DATA FOR THIS EXERCISE
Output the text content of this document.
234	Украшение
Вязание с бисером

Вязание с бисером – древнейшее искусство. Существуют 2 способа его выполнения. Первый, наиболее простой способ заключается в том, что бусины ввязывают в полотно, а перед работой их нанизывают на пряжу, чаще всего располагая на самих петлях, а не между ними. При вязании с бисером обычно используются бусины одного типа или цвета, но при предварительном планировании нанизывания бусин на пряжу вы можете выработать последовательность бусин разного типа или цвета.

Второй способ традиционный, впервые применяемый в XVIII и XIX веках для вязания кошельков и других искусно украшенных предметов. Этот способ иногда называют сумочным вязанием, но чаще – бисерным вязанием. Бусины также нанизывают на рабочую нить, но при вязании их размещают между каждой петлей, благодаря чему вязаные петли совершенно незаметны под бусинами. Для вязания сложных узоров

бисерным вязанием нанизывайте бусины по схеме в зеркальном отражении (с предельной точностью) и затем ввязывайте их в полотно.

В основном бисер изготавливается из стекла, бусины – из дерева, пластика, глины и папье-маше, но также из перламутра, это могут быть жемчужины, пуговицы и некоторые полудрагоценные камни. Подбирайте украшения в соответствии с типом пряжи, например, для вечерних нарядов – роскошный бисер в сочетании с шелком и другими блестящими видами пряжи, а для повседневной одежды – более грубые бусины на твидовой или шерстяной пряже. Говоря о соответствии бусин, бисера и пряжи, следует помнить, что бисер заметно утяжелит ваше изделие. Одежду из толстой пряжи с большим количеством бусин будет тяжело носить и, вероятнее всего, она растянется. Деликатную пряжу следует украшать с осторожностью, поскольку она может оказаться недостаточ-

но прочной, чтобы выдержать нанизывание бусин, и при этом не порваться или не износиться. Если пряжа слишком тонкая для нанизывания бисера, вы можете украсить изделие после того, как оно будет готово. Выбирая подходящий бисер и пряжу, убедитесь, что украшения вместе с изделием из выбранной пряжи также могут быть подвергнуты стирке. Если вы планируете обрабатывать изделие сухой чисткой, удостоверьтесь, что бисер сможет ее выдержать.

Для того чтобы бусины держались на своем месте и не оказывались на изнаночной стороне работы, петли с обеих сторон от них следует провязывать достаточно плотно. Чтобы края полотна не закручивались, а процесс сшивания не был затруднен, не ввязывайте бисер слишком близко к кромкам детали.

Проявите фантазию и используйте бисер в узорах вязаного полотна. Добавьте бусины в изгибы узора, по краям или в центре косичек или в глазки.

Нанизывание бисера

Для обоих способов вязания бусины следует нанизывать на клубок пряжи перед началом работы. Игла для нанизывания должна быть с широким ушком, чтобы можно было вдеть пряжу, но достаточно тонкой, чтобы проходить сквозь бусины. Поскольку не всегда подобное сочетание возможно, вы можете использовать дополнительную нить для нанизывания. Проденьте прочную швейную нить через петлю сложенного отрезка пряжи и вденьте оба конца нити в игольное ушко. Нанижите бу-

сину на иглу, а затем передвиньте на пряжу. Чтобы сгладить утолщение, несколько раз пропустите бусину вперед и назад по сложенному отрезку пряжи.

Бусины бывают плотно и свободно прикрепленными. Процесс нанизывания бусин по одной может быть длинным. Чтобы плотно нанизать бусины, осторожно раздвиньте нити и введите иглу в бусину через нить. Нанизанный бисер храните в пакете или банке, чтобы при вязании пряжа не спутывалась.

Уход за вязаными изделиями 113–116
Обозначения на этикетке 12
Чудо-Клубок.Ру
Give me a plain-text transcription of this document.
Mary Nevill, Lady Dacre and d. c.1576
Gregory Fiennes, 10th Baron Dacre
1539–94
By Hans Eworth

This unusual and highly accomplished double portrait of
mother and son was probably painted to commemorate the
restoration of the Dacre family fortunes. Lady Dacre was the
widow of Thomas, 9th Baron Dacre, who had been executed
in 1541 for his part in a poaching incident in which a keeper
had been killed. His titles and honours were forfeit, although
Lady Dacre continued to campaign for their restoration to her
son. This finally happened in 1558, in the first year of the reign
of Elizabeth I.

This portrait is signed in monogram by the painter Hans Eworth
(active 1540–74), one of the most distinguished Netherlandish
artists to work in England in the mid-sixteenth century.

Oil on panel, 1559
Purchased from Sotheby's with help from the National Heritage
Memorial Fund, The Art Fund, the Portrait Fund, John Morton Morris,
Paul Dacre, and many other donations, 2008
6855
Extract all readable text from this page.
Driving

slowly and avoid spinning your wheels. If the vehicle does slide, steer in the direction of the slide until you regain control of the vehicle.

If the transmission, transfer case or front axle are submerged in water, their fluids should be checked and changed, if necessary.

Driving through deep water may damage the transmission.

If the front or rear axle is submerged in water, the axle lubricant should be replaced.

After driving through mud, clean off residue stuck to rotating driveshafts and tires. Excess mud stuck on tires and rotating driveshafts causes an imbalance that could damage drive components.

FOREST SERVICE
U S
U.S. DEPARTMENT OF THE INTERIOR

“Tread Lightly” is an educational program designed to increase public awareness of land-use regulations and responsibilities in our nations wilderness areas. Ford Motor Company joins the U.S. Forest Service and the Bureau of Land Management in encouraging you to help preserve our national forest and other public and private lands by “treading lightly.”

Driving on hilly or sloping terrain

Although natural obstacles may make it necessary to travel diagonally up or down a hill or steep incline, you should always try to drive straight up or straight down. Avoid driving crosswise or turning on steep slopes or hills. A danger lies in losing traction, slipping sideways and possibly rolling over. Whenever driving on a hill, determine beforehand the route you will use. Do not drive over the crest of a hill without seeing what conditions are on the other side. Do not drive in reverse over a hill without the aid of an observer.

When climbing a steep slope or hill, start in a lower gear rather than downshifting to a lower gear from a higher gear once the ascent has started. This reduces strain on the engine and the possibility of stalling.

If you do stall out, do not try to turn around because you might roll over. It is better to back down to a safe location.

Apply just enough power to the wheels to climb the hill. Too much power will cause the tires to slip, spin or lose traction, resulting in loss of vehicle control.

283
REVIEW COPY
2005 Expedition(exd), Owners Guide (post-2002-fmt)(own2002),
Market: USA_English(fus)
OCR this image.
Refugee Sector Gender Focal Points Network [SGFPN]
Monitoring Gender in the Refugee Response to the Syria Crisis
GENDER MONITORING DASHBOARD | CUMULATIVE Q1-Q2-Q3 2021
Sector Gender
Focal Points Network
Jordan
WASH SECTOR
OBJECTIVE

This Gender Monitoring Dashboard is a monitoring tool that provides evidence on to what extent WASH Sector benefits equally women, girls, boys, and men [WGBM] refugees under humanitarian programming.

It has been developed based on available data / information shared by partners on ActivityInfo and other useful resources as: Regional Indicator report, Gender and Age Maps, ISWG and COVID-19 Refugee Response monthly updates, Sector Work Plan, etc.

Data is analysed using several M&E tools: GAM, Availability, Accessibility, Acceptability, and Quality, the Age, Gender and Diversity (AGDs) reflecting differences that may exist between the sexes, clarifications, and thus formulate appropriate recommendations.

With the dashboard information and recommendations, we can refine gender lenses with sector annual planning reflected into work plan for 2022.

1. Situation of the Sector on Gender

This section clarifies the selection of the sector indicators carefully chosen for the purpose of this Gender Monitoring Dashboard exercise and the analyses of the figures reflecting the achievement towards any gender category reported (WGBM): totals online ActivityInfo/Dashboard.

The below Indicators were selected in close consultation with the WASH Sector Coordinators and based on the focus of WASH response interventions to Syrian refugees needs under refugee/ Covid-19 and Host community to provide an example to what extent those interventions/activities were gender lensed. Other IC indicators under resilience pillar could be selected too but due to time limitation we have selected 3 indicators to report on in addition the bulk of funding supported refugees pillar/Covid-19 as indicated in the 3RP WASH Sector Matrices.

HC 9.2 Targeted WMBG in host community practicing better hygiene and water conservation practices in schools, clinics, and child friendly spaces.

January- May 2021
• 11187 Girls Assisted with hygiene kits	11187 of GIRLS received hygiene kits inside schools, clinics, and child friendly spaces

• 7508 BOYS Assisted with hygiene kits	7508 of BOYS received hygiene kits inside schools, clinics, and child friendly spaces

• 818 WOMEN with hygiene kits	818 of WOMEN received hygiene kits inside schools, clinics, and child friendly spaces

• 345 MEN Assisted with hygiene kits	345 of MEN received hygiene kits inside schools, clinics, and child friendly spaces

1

AIM OF THE EXERCISE
Point out every line holding the string "Eworth" and copy it.

CORRECT RESPONSE
By Hans Eworth
This portrait is signed in monogram by the painter Hans Eworth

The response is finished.